# [Items from a data source]
%%

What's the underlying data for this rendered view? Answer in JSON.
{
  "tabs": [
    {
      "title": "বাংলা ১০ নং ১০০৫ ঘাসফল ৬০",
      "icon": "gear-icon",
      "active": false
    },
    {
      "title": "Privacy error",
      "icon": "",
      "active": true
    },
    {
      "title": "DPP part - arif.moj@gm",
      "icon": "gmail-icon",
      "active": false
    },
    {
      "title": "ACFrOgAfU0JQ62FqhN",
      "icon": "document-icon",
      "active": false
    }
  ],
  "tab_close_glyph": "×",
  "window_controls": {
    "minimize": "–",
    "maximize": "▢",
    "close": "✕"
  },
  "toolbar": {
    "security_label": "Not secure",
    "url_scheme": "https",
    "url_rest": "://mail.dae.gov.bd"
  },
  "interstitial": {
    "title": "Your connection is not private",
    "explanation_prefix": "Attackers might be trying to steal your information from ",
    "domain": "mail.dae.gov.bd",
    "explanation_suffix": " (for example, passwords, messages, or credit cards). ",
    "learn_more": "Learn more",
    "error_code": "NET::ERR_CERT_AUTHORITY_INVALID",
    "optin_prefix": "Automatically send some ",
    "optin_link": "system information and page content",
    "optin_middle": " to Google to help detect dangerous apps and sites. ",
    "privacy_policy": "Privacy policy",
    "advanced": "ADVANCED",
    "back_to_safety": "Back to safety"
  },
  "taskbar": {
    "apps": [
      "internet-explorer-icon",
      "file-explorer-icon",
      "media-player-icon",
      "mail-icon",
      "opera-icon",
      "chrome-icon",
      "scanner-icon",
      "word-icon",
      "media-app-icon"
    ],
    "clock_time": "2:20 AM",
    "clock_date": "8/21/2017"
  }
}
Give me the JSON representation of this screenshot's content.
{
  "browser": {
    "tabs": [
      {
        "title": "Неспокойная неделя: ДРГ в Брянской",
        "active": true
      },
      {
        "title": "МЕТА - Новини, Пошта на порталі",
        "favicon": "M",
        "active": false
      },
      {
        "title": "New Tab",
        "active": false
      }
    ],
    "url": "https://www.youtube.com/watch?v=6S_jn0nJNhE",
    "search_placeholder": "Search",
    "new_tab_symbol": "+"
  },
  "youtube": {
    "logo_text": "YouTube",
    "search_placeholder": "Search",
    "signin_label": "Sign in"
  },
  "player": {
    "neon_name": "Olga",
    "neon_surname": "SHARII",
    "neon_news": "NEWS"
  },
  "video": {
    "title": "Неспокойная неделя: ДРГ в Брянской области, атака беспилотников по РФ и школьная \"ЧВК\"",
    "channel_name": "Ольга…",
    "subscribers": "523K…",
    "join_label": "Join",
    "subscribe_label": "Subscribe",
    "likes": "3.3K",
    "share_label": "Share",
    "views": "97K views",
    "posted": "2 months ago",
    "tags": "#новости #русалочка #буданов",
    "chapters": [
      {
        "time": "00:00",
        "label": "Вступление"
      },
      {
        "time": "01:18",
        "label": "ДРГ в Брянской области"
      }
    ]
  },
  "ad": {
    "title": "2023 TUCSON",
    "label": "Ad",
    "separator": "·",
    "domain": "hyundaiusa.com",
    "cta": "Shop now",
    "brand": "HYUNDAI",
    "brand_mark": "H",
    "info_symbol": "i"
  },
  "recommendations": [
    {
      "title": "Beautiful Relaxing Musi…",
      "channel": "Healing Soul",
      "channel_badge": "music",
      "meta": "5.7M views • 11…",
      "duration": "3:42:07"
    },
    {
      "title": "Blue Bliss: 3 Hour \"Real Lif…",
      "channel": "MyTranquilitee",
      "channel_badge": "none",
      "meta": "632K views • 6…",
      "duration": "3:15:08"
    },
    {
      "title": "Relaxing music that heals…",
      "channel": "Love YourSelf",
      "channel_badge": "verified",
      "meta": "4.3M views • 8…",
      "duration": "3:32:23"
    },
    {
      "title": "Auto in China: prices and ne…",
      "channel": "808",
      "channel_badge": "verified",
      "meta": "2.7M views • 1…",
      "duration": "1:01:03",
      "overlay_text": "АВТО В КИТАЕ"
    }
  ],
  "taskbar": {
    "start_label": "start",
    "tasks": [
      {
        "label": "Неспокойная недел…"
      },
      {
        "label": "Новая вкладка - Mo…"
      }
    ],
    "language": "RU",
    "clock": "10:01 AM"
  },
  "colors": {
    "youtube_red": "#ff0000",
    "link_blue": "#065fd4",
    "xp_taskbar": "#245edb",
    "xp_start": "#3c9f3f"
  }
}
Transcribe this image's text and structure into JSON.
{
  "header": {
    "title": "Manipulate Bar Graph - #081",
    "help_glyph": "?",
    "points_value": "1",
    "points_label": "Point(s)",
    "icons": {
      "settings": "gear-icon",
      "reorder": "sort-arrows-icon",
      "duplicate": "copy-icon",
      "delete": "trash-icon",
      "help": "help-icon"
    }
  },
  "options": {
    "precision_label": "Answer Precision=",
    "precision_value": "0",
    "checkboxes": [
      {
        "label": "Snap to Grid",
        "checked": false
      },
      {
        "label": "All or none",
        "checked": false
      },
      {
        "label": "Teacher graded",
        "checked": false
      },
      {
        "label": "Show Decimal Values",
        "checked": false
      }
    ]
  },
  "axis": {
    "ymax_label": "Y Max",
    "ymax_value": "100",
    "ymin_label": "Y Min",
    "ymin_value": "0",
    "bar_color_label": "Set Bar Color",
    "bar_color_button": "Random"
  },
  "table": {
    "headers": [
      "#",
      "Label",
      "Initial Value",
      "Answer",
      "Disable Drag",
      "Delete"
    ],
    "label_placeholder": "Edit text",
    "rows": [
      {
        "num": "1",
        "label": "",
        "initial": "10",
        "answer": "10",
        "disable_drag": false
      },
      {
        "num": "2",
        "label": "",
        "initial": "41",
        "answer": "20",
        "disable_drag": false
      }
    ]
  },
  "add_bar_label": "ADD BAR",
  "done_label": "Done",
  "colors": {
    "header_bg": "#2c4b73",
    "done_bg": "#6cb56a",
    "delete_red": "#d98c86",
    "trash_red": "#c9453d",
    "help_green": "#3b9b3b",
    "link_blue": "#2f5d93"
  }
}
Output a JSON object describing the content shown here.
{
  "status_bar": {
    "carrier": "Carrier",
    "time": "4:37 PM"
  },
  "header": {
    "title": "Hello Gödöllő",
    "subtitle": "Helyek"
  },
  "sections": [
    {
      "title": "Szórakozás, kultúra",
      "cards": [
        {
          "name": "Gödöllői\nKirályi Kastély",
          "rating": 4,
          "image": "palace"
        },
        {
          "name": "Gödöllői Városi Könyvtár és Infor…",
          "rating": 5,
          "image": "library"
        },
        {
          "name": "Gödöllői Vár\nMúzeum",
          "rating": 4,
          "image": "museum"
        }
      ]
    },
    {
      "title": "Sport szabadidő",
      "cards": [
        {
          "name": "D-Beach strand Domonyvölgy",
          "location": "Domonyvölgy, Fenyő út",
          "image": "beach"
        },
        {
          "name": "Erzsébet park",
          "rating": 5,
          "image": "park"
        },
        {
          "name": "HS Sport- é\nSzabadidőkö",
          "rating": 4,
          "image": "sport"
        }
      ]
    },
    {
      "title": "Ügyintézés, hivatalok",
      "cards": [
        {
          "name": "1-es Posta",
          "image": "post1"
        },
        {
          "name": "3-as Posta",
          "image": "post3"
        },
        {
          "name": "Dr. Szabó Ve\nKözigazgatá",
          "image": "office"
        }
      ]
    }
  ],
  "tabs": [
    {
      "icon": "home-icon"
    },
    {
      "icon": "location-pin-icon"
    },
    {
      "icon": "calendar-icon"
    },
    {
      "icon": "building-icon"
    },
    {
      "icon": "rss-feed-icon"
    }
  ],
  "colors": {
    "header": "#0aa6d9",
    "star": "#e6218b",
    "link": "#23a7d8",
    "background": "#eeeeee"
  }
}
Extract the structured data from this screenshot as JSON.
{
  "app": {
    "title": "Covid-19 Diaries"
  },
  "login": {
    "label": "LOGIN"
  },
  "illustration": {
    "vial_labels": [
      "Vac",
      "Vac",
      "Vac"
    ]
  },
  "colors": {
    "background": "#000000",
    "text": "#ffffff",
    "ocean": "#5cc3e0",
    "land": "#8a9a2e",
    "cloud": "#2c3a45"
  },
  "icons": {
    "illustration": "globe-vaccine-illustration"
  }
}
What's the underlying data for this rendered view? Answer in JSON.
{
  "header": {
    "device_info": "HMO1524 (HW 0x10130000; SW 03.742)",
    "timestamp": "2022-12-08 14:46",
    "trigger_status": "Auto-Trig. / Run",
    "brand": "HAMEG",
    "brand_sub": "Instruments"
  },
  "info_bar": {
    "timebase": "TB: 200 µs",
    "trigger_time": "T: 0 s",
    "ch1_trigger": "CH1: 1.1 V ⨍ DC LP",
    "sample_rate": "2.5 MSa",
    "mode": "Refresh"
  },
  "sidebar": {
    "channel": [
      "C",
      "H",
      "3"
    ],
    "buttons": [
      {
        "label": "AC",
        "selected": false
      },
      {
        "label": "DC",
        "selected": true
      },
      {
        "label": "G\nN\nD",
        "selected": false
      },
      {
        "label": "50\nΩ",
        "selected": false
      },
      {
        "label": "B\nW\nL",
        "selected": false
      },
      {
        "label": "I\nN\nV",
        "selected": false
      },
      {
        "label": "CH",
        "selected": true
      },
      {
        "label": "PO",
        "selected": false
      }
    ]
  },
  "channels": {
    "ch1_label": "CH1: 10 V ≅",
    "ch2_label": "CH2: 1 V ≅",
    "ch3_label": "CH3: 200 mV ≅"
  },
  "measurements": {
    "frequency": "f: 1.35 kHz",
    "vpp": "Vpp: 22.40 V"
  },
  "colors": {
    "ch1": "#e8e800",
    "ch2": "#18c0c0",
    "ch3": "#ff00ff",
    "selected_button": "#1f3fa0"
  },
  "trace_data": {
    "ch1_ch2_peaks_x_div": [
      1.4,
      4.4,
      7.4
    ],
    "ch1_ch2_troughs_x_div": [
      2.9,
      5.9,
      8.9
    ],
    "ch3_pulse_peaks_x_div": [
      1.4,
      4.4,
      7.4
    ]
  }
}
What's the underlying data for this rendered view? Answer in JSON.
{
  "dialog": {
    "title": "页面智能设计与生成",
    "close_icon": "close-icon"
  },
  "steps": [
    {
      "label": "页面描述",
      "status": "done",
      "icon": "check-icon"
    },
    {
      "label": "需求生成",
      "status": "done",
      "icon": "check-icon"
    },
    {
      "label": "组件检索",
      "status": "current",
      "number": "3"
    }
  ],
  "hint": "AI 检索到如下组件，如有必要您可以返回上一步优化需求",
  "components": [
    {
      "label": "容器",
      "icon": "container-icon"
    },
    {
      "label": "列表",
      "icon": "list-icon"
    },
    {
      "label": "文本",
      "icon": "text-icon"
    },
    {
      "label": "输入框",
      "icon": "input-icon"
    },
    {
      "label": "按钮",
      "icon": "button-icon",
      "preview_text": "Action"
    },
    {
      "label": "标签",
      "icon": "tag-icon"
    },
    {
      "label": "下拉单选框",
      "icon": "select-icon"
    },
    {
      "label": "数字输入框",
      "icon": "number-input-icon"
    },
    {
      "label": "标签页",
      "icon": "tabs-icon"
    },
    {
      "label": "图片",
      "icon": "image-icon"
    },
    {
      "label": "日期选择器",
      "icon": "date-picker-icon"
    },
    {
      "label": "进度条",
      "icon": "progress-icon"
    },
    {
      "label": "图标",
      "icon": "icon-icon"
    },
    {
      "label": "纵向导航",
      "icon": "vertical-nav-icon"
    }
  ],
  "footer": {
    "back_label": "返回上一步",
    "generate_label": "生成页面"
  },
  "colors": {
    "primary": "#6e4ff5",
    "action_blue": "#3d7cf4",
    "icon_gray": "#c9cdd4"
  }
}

%%

# [Exercise details]
Using the entries above, find all lines with "неделя". Copy them.

# [Answer for the task]
        "title": "Неспокойная неделя: ДРГ в Брянской",
    "title": "Неспокойная неделя: ДРГ в Брянской области, атака беспилотников по РФ и школьная \"ЧВК\"",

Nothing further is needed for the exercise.